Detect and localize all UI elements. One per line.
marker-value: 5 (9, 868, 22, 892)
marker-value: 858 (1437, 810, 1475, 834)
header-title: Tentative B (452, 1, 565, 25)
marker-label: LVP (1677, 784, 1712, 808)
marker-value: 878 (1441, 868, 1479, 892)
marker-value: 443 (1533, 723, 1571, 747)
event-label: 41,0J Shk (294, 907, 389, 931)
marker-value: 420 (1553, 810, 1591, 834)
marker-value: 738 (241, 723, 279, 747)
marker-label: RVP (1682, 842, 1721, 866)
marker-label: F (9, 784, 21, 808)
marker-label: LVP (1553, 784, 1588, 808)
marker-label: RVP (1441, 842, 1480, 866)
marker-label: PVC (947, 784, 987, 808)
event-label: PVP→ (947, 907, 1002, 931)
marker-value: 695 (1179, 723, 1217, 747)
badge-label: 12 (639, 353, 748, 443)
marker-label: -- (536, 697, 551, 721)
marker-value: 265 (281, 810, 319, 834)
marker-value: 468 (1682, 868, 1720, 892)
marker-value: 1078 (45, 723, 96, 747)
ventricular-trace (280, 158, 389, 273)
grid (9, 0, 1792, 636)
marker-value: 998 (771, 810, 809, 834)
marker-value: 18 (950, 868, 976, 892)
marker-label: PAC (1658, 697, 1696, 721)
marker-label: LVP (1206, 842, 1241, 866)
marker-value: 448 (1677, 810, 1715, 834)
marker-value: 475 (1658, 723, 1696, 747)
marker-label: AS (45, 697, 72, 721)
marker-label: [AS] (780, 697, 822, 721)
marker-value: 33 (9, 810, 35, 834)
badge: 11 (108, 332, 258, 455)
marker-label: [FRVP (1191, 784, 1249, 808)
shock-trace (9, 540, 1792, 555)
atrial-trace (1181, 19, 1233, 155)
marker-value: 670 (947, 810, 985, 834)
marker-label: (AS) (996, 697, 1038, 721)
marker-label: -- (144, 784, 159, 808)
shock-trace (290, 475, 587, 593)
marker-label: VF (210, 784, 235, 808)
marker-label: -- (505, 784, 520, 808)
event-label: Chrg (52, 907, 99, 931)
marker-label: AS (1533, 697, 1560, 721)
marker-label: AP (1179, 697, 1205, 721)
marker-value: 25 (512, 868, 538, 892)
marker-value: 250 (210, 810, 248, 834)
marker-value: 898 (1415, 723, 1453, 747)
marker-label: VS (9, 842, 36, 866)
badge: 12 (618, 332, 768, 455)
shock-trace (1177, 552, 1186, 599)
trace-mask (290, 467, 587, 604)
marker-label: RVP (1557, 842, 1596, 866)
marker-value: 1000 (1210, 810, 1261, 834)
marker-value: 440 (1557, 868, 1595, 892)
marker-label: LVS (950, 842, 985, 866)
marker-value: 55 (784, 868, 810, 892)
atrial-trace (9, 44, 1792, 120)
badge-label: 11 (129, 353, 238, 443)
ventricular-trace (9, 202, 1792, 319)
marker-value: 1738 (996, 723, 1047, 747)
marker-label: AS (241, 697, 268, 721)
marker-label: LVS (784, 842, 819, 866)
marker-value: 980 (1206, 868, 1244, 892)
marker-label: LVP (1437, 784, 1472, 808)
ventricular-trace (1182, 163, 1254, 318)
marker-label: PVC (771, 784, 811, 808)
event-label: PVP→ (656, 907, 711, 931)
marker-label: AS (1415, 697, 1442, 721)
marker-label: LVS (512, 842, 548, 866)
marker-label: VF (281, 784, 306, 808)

•••••

(What you will do):
Retype everything in the records above, from the very first line down to and including the line "marker-value: 1078 (45, 723, 96, 747)". Reproduce each line with no changes.

(Completed task):
Detect and localize all UI elements. One per line.
marker-value: 5 (9, 868, 22, 892)
marker-value: 858 (1437, 810, 1475, 834)
header-title: Tentative B (452, 1, 565, 25)
marker-label: LVP (1677, 784, 1712, 808)
marker-value: 878 (1441, 868, 1479, 892)
marker-value: 443 (1533, 723, 1571, 747)
event-label: 41,0J Shk (294, 907, 389, 931)
marker-value: 420 (1553, 810, 1591, 834)
marker-value: 738 (241, 723, 279, 747)
marker-label: RVP (1682, 842, 1721, 866)
marker-label: F (9, 784, 21, 808)
marker-label: LVP (1553, 784, 1588, 808)
marker-label: RVP (1441, 842, 1480, 866)
marker-label: PVC (947, 784, 987, 808)
event-label: PVP→ (947, 907, 1002, 931)
marker-value: 695 (1179, 723, 1217, 747)
badge-label: 12 (639, 353, 748, 443)
marker-label: -- (536, 697, 551, 721)
marker-value: 265 (281, 810, 319, 834)
marker-value: 468 (1682, 868, 1720, 892)
marker-value: 1078 (45, 723, 96, 747)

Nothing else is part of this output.